-- TASK DATA start --

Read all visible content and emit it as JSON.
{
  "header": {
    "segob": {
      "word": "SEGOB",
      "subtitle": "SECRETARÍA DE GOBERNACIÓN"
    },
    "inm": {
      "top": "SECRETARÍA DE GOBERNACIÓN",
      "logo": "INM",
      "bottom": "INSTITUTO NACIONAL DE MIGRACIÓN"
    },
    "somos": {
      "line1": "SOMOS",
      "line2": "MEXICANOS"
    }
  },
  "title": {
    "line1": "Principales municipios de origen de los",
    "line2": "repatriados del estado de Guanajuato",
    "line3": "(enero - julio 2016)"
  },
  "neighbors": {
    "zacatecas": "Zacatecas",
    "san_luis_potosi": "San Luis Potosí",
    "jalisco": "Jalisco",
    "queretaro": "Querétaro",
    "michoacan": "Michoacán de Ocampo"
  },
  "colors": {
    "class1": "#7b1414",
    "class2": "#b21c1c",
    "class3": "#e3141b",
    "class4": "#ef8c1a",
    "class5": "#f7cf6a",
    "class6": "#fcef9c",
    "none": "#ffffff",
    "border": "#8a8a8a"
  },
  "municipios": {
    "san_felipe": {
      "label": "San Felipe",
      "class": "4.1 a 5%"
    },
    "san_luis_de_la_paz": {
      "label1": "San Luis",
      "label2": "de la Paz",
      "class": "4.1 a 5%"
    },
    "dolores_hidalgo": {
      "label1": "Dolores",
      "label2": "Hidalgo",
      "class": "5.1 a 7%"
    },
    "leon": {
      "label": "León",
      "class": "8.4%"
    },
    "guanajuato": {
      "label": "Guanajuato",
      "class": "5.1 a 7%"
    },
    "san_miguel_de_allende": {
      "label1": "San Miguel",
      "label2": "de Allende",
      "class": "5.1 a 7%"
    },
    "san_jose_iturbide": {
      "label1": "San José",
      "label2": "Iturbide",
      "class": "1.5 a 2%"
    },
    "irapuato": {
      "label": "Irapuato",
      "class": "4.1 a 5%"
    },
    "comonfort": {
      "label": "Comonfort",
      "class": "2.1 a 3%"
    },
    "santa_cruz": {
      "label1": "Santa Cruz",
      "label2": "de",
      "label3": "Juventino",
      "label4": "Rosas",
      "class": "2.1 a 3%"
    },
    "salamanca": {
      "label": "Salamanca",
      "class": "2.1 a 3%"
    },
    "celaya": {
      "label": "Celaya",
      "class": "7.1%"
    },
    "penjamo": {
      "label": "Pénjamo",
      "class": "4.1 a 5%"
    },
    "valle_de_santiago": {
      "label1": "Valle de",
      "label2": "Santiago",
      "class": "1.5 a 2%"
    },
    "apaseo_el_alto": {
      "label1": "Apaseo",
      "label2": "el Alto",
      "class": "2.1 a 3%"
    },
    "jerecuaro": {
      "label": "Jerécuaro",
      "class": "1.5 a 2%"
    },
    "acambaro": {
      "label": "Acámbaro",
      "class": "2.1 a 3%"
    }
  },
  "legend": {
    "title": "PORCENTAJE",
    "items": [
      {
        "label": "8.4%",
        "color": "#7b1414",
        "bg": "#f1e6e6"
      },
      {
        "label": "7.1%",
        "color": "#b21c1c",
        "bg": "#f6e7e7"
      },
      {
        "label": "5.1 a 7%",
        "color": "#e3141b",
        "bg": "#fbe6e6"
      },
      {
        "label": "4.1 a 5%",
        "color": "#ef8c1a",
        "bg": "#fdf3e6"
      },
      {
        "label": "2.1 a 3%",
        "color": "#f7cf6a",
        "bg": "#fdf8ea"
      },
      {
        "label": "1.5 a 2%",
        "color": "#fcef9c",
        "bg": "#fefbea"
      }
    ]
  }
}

-- TASK DATA end --
-- TASK DATA start --

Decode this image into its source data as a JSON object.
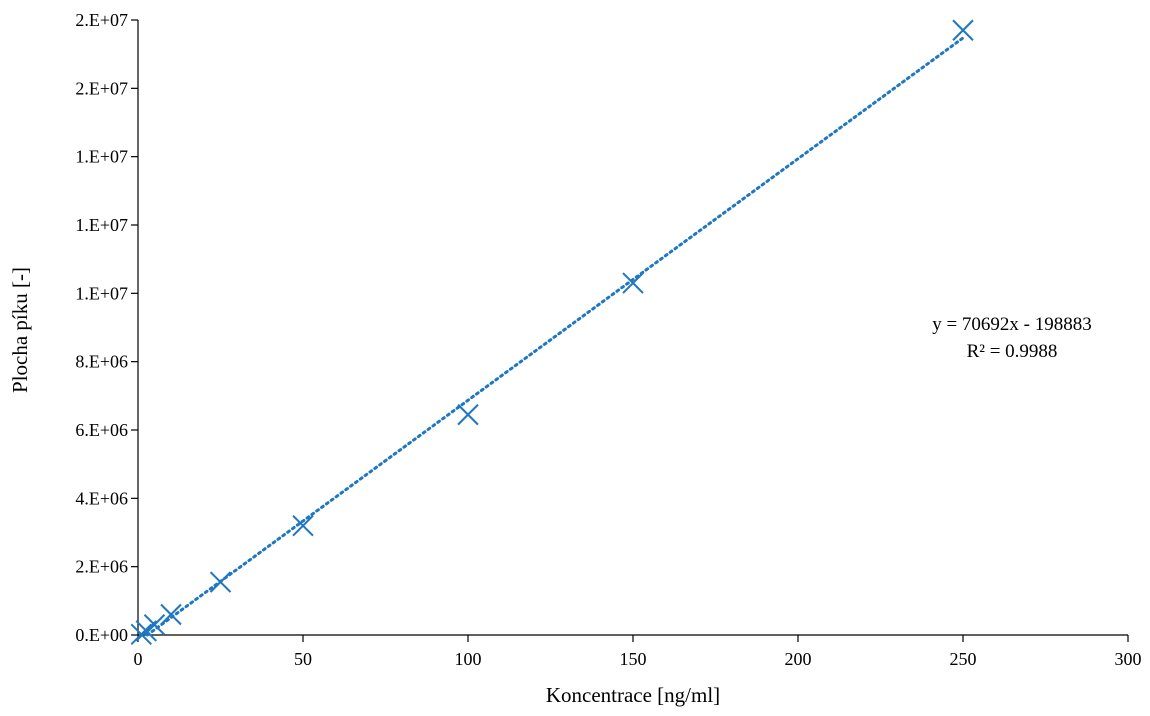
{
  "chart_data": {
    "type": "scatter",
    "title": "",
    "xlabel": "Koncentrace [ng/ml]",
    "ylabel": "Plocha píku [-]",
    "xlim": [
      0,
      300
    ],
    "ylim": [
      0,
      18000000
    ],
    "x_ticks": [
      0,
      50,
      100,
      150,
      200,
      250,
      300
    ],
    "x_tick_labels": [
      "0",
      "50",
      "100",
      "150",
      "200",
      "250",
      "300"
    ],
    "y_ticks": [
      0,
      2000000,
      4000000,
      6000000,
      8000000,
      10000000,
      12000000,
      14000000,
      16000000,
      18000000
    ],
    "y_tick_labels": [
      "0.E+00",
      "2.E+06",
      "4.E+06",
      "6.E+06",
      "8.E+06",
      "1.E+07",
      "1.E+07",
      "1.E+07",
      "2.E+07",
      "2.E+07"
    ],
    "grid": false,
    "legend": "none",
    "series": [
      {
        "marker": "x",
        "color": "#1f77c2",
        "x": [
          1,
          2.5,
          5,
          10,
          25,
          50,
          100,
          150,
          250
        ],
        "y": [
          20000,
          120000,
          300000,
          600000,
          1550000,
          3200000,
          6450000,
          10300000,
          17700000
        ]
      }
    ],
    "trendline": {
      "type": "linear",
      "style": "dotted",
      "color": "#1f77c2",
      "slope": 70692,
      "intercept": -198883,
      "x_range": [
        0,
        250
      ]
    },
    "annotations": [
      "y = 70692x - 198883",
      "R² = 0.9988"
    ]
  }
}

-- TASK DATA end --

● **EXERCISE REQUIREMENTS**
Scan the material above for the word "JSON". Copy each line where it occurs.

● **EXERCISE SOLUTION**
Read all visible content and emit it as JSON.
Decode this image into its source data as a JSON object.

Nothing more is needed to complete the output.